Goal of the exercise
Write every line of the material out exactly as shown.

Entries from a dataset
----------------

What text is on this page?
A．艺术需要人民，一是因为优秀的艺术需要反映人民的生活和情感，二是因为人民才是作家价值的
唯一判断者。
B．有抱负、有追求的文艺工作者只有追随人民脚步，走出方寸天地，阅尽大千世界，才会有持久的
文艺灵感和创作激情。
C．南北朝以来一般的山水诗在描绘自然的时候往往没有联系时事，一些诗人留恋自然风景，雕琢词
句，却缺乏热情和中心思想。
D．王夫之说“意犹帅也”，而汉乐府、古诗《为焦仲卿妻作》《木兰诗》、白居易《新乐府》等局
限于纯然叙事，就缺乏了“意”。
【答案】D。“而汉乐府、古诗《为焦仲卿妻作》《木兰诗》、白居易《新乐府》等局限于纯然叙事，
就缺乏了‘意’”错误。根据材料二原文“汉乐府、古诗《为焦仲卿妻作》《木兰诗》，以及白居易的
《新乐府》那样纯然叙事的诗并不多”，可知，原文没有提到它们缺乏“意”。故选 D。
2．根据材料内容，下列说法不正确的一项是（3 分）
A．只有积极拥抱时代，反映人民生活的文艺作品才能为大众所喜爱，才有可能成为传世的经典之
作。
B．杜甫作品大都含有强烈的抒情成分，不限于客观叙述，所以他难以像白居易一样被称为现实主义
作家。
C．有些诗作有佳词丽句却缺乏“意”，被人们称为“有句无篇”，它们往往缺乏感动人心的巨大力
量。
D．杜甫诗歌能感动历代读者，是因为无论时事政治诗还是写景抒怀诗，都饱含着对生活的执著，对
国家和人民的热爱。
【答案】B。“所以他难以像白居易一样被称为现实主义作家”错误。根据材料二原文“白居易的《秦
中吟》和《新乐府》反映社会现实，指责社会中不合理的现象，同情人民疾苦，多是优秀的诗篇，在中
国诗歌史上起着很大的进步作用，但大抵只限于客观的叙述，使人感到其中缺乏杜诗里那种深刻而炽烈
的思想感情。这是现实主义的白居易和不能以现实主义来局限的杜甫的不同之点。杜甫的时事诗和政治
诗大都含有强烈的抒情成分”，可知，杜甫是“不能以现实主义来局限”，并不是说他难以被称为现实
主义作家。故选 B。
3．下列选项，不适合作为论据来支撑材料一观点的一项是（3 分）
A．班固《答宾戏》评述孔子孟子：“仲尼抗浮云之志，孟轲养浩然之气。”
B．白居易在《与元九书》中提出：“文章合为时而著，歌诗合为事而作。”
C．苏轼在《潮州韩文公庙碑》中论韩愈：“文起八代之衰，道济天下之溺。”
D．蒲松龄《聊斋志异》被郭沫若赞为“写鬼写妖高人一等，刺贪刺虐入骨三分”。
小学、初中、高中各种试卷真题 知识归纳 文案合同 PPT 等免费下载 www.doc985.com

----------------

Output of the task
What text is on this page?
A．艺术需要人民，一是因为优秀的艺术需要反映人民的生活和情感，二是因为人民才是作家价值的
唯一判断者。
B．有抱负、有追求的文艺工作者只有追随人民脚步，走出方寸天地，阅尽大千世界，才会有持久的
文艺灵感和创作激情。
C．南北朝以来一般的山水诗在描绘自然的时候往往没有联系时事，一些诗人留恋自然风景，雕琢词
句，却缺乏热情和中心思想。
D．王夫之说“意犹帅也”，而汉乐府、古诗《为焦仲卿妻作》《木兰诗》、白居易《新乐府》等局
限于纯然叙事，就缺乏了“意”。
【答案】D。“而汉乐府、古诗《为焦仲卿妻作》《木兰诗》、白居易《新乐府》等局限于纯然叙事，
就缺乏了‘意’”错误。根据材料二原文“汉乐府、古诗《为焦仲卿妻作》《木兰诗》，以及白居易的
《新乐府》那样纯然叙事的诗并不多”，可知，原文没有提到它们缺乏“意”。故选 D。
2．根据材料内容，下列说法不正确的一项是（3 分）
A．只有积极拥抱时代，反映人民生活的文艺作品才能为大众所喜爱，才有可能成为传世的经典之
作。
B．杜甫作品大都含有强烈的抒情成分，不限于客观叙述，所以他难以像白居易一样被称为现实主义
作家。
C．有些诗作有佳词丽句却缺乏“意”，被人们称为“有句无篇”，它们往往缺乏感动人心的巨大力
量。
D．杜甫诗歌能感动历代读者，是因为无论时事政治诗还是写景抒怀诗，都饱含着对生活的执著，对
国家和人民的热爱。
【答案】B。“所以他难以像白居易一样被称为现实主义作家”错误。根据材料二原文“白居易的《秦
中吟》和《新乐府》反映社会现实，指责社会中不合理的现象，同情人民疾苦，多是优秀的诗篇，在中
国诗歌史上起着很大的进步作用，但大抵只限于客观的叙述，使人感到其中缺乏杜诗里那种深刻而炽烈
的思想感情。这是现实主义的白居易和不能以现实主义来局限的杜甫的不同之点。杜甫的时事诗和政治
诗大都含有强烈的抒情成分”，可知，杜甫是“不能以现实主义来局限”，并不是说他难以被称为现实
主义作家。故选 B。
3．下列选项，不适合作为论据来支撑材料一观点的一项是（3 分）
A．班固《答宾戏》评述孔子孟子：“仲尼抗浮云之志，孟轲养浩然之气。”
B．白居易在《与元九书》中提出：“文章合为时而著，歌诗合为事而作。”
C．苏轼在《潮州韩文公庙碑》中论韩愈：“文起八代之衰，道济天下之溺。”
D．蒲松龄《聊斋志异》被郭沫若赞为“写鬼写妖高人一等，刺贪刺虐入骨三分”。
小学、初中、高中各种试卷真题 知识归纳 文案合同 PPT 等免费下载 www.doc985.com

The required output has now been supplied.